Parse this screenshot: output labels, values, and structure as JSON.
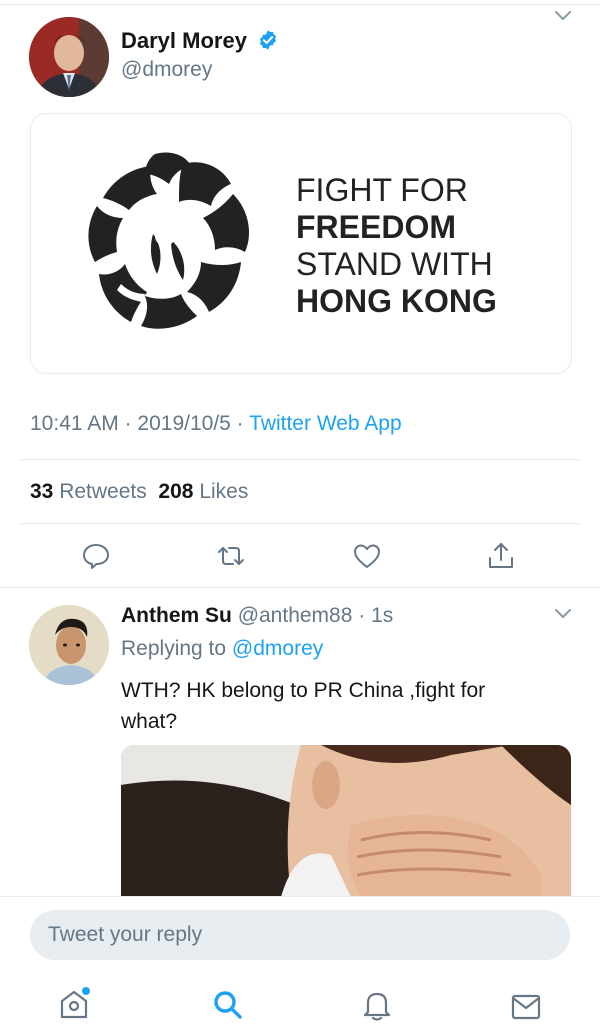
{
  "tweet": {
    "author_name": "Daryl Morey",
    "author_handle": "@dmorey",
    "card": {
      "line1": "FIGHT FOR",
      "line2": "FREEDOM",
      "line3": "STAND WITH",
      "line4": "HONG KONG"
    },
    "time": "10:41 AM",
    "sep1": " · ",
    "date": "2019/10/5",
    "sep2": " · ",
    "source": "Twitter Web App",
    "retweets_count": "33",
    "retweets_label": "Retweets",
    "likes_count": "208",
    "likes_label": "Likes",
    "actions": [
      "reply-icon",
      "retweet-icon",
      "like-icon",
      "share-icon"
    ]
  },
  "reply": {
    "name": "Anthem Su",
    "handle": "@anthem88",
    "dot": " · ",
    "age": "1s",
    "replying_prefix": "Replying to ",
    "replying_to": "@dmorey",
    "text": "WTH? HK belong to PR China ,fight for what?"
  },
  "composer": {
    "placeholder": "Tweet your reply"
  },
  "bottom_nav": [
    "home-icon",
    "search-icon",
    "notifications-icon",
    "messages-icon"
  ],
  "colors": {
    "accent": "#1da1f2",
    "text": "#14171a",
    "secondary": "#657786",
    "divider": "#e6ecf0"
  }
}
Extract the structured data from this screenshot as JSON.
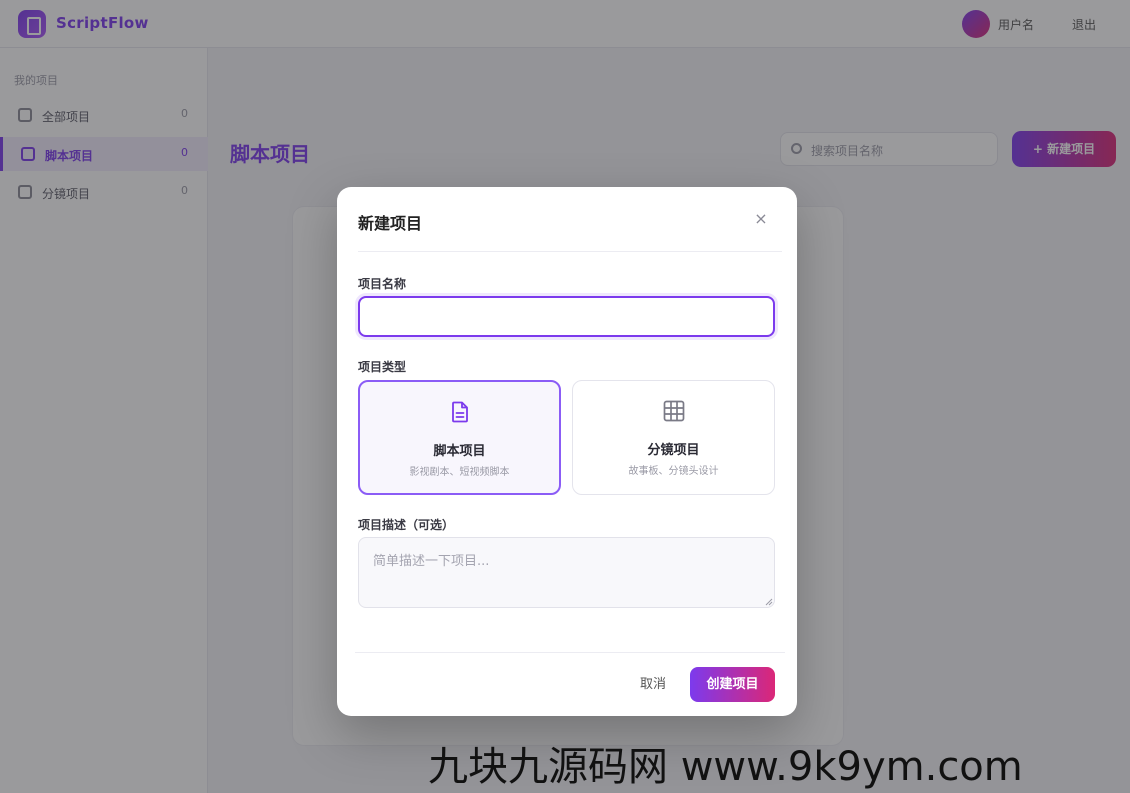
{
  "app": {
    "name": "ScriptFlow",
    "user_name": "用户名",
    "top_link": "退出",
    "accent_color": "#7c3aed",
    "accent_gradient_end": "#db2777"
  },
  "sidebar": {
    "section_title": "我的项目",
    "items": [
      {
        "label": "全部项目",
        "count": "0",
        "icon": "grid-icon"
      },
      {
        "label": "脚本项目",
        "count": "0",
        "icon": "document-icon"
      },
      {
        "label": "分镜项目",
        "count": "0",
        "icon": "storyboard-icon"
      }
    ]
  },
  "main": {
    "page_title": "脚本项目",
    "search_placeholder": "搜索项目名称",
    "new_button_label": "+ 新建项目"
  },
  "modal": {
    "title": "新建项目",
    "close_icon": "×",
    "name_label": "项目名称",
    "name_value": "",
    "type_label": "项目类型",
    "types": [
      {
        "title": "脚本项目",
        "subtitle": "影视剧本、短视频脚本",
        "icon": "document-icon",
        "selected": true
      },
      {
        "title": "分镜项目",
        "subtitle": "故事板、分镜头设计",
        "icon": "storyboard-grid-icon",
        "selected": false
      }
    ],
    "desc_label": "项目描述（可选）",
    "desc_placeholder": "简单描述一下项目...",
    "cancel_label": "取消",
    "create_label": "创建项目"
  },
  "watermark": {
    "text": "九块九源码网 www.9k9ym.com"
  }
}
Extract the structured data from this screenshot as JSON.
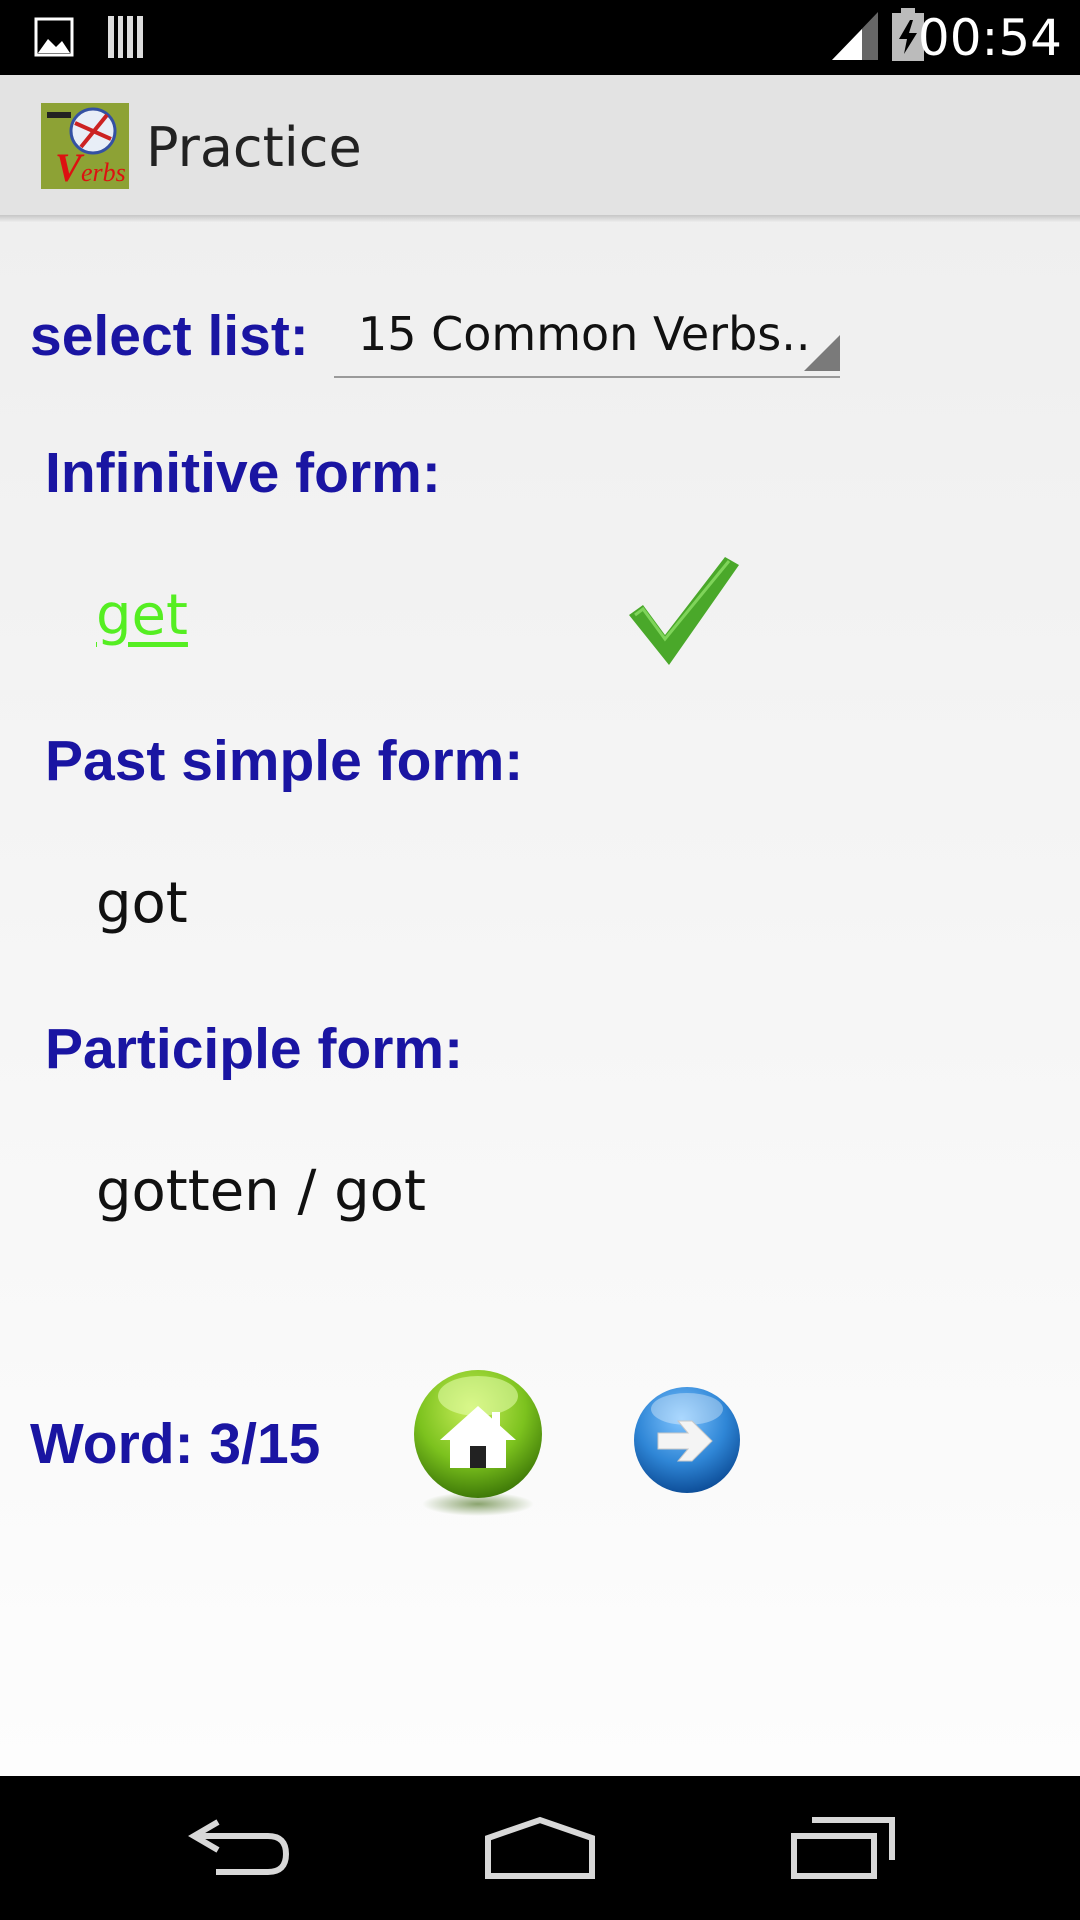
{
  "status_bar": {
    "time": "00:54",
    "icons": [
      "image-notification-icon",
      "barcode-notification-icon",
      "signal-icon",
      "battery-charging-icon"
    ]
  },
  "action_bar": {
    "title": "Practice",
    "logo_icon": "verbs-app-logo"
  },
  "practice": {
    "select_list_label": "select list:",
    "selected_list": "15 Common Verbs..",
    "infinitive_label": "Infinitive form:",
    "infinitive_value": "get",
    "infinitive_status": "correct",
    "past_simple_label": "Past simple form:",
    "past_simple_value": "got",
    "participle_label": "Participle form:",
    "participle_value": "gotten / got",
    "word_counter": "Word: 3/15"
  },
  "buttons": {
    "home_icon": "home-icon",
    "next_icon": "arrow-right-icon"
  },
  "navigation_bar": {
    "icons": [
      "back-icon",
      "home-nav-icon",
      "recents-icon"
    ]
  },
  "colors": {
    "label": "#1a15a2",
    "correct_answer": "#55ee22",
    "checkmark": "#4aa82a",
    "home_button": "#7cc21e",
    "next_button": "#2f86d6"
  }
}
********
Without the pictures, extract every entry verbatim.

Parse this screenshot: output labels, values, and structure as JSON.
{
  "tweet": {
    "author_name": "Daryl Morey",
    "author_handle": "@dmorey",
    "card": {
      "line1": "FIGHT FOR",
      "line2": "FREEDOM",
      "line3": "STAND WITH",
      "line4": "HONG KONG"
    },
    "time": "10:41 AM",
    "sep1": " · ",
    "date": "2019/10/5",
    "sep2": " · ",
    "source": "Twitter Web App",
    "retweets_count": "33",
    "retweets_label": "Retweets",
    "likes_count": "208",
    "likes_label": "Likes",
    "actions": [
      "reply-icon",
      "retweet-icon",
      "like-icon",
      "share-icon"
    ]
  },
  "reply": {
    "name": "Anthem Su",
    "handle": "@anthem88",
    "dot": " · ",
    "age": "1s",
    "replying_prefix": "Replying to ",
    "replying_to": "@dmorey",
    "text": "WTH? HK belong to PR China ,fight for what?"
  },
  "composer": {
    "placeholder": "Tweet your reply"
  },
  "bottom_nav": [
    "home-icon",
    "search-icon",
    "notifications-icon",
    "messages-icon"
  ],
  "colors": {
    "accent": "#1da1f2",
    "text": "#14171a",
    "secondary": "#657786",
    "divider": "#e6ecf0"
  }
}
Extract the structured data from this screenshot as JSON.
{
  "app": {
    "name": "ScriptFlow",
    "user_name": "用户名",
    "top_link": "退出",
    "accent_color": "#7c3aed",
    "accent_gradient_end": "#db2777"
  },
  "sidebar": {
    "section_title": "我的项目",
    "items": [
      {
        "label": "全部项目",
        "count": "0",
        "icon": "grid-icon"
      },
      {
        "label": "脚本项目",
        "count": "0",
        "icon": "document-icon"
      },
      {
        "label": "分镜项目",
        "count": "0",
        "icon": "storyboard-icon"
      }
    ]
  },
  "main": {
    "page_title": "脚本项目",
    "search_placeholder": "搜索项目名称",
    "new_button_label": "+ 新建项目"
  },
  "modal": {
    "title": "新建项目",
    "close_icon": "×",
    "name_label": "项目名称",
    "name_value": "",
    "type_label": "项目类型",
    "types": [
      {
        "title": "脚本项目",
        "subtitle": "影视剧本、短视频脚本",
        "icon": "document-icon",
        "selected": true
      },
      {
        "title": "分镜项目",
        "subtitle": "故事板、分镜头设计",
        "icon": "storyboard-grid-icon",
        "selected": false
      }
    ],
    "desc_label": "项目描述（可选）",
    "desc_placeholder": "简单描述一下项目...",
    "cancel_label": "取消",
    "create_label": "创建项目"
  },
  "watermark": {
    "text": "九块九源码网 www.9k9ym.com"
  }
}
Extract the structured data from this screenshot as JSON.
{
  "status_bar": {
    "time": "00:54",
    "icons": [
      "image-notification-icon",
      "barcode-notification-icon",
      "signal-icon",
      "battery-charging-icon"
    ]
  },
  "action_bar": {
    "title": "Practice",
    "logo_icon": "verbs-app-logo"
  },
  "practice": {
    "select_list_label": "select list:",
    "selected_list": "15 Common Verbs..",
    "infinitive_label": "Infinitive form:",
    "infinitive_value": "get",
    "infinitive_status": "correct",
    "past_simple_label": "Past simple form:",
    "past_simple_value": "got",
    "participle_label": "Participle form:",
    "participle_value": "gotten / got",
    "word_counter": "Word: 3/15"
  },
  "buttons": {
    "home_icon": "home-icon",
    "next_icon": "arrow-right-icon"
  },
  "navigation_bar": {
    "icons": [
      "back-icon",
      "home-nav-icon",
      "recents-icon"
    ]
  },
  "colors": {
    "label": "#1a15a2",
    "correct_answer": "#55ee22",
    "checkmark": "#4aa82a",
    "home_button": "#7cc21e",
    "next_button": "#2f86d6"
  }
}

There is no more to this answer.